Task directions — Show all lines of the listing that hold the word "JSON".

Data entries for graphics:
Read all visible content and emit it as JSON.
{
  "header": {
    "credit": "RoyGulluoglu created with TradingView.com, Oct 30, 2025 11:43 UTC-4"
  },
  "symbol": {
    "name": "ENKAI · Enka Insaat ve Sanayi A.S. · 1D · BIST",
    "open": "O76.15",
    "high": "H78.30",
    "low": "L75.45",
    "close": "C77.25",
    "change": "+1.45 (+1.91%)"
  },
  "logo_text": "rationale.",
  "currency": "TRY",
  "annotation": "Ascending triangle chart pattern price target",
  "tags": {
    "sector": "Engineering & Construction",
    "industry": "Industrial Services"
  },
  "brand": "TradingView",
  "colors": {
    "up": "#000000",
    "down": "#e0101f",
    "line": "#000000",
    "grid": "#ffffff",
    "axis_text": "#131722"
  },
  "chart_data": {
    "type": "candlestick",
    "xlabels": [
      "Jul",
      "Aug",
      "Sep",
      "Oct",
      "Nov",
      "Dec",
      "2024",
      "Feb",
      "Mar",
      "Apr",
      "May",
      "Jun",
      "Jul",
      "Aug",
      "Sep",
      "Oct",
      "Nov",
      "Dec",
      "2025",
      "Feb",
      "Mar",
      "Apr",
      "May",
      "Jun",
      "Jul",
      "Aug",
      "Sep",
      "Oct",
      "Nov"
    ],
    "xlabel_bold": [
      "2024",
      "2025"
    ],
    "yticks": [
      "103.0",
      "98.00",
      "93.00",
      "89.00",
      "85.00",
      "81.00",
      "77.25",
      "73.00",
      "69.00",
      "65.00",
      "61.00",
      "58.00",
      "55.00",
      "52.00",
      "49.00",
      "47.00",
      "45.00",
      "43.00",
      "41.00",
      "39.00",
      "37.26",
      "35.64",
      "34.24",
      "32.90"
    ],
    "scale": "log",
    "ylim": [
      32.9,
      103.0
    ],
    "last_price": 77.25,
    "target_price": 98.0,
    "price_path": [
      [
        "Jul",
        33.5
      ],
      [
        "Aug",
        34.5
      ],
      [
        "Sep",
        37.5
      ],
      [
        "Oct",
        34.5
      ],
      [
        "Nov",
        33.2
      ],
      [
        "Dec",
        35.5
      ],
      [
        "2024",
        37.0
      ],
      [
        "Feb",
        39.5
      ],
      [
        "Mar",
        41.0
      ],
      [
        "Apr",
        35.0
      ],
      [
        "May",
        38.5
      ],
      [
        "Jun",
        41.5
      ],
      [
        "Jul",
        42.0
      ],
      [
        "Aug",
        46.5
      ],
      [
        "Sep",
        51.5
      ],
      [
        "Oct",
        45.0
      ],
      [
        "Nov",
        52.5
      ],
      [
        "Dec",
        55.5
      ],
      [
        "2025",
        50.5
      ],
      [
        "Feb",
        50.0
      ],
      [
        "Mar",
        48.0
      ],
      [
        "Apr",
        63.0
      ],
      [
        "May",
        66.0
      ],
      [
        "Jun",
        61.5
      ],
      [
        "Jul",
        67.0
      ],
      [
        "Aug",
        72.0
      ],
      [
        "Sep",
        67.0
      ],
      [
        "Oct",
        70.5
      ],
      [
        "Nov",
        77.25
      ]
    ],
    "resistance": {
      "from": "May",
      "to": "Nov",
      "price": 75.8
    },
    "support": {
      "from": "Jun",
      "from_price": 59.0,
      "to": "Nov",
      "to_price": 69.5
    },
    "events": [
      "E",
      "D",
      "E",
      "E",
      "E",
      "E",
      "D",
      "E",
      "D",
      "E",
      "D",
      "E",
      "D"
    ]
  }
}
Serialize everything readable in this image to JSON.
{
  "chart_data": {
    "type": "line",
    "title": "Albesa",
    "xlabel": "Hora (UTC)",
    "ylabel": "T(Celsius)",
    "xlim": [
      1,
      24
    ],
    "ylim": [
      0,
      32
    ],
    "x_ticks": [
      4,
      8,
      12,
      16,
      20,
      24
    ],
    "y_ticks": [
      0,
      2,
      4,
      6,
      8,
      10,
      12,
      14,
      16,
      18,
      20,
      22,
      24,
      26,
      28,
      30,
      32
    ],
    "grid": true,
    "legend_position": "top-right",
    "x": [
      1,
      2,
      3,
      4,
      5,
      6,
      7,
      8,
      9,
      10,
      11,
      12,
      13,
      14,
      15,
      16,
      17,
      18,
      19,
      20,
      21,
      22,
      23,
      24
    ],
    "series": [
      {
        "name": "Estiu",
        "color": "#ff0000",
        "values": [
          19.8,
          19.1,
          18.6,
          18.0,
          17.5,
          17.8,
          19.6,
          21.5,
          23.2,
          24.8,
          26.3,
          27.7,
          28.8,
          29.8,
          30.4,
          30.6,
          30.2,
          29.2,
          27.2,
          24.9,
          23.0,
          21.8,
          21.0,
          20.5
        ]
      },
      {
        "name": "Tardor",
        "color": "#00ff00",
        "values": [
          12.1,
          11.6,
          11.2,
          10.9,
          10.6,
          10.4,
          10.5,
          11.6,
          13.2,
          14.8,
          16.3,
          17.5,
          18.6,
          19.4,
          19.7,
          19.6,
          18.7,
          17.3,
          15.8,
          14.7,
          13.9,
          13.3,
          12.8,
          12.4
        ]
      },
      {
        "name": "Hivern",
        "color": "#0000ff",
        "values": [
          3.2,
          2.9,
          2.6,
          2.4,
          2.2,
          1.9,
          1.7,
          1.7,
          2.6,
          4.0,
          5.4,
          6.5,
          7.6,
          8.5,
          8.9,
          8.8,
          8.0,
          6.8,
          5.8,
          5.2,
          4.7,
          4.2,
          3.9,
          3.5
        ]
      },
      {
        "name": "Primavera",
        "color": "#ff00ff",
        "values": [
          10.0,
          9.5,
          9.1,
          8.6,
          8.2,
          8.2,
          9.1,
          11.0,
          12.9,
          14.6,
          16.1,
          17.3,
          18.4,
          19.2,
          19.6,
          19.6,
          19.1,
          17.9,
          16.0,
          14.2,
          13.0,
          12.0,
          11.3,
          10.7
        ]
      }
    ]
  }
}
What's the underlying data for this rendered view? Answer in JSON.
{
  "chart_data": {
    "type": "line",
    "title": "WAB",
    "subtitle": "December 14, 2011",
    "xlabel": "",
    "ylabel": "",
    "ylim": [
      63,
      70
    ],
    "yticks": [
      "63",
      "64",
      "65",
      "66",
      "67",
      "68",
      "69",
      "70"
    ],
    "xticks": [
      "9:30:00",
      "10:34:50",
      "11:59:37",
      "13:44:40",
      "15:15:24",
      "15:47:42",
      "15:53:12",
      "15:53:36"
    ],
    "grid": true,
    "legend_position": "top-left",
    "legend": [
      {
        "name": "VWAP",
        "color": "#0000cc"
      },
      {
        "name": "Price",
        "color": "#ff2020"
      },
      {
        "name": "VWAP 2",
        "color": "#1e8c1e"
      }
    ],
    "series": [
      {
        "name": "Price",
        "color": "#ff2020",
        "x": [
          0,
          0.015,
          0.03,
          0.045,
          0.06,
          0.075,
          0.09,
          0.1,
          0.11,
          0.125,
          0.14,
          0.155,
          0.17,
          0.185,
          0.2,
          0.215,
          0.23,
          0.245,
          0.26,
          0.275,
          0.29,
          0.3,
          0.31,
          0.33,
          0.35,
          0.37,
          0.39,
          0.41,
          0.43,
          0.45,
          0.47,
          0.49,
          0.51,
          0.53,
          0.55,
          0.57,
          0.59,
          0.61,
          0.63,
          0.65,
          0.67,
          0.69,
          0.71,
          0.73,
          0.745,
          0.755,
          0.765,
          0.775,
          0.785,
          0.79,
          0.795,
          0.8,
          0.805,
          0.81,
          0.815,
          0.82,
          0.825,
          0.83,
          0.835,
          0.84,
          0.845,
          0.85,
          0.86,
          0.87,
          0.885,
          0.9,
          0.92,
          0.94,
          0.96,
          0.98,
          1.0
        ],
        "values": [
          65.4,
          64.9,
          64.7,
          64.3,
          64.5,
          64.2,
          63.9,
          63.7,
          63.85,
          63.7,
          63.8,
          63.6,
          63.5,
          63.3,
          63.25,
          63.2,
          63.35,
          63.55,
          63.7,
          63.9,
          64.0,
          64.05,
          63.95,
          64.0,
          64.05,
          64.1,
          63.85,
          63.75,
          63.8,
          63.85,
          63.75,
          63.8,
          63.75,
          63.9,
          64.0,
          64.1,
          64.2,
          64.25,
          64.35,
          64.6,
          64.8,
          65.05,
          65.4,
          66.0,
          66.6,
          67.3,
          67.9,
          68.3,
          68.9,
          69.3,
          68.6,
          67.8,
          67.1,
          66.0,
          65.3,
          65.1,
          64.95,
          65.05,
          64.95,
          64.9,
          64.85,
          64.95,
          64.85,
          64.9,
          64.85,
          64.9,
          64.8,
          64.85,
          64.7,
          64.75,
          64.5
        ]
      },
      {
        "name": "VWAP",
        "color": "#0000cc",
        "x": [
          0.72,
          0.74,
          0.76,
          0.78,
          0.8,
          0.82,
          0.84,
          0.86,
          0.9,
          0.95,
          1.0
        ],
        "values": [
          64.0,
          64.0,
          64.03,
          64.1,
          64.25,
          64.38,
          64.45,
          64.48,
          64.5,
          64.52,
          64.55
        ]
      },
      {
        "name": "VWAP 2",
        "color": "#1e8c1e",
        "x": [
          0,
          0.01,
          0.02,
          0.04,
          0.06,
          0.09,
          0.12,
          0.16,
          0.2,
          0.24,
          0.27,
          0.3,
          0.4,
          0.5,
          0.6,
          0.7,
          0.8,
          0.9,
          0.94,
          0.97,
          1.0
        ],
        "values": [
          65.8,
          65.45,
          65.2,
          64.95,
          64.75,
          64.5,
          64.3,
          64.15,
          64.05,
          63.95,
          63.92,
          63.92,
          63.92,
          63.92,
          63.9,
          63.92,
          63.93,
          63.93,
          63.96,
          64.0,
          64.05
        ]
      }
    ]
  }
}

Task response —
Read all visible content and emit it as JSON.
Serialize everything readable in this image to JSON.
What's the underlying data for this rendered view? Answer in JSON.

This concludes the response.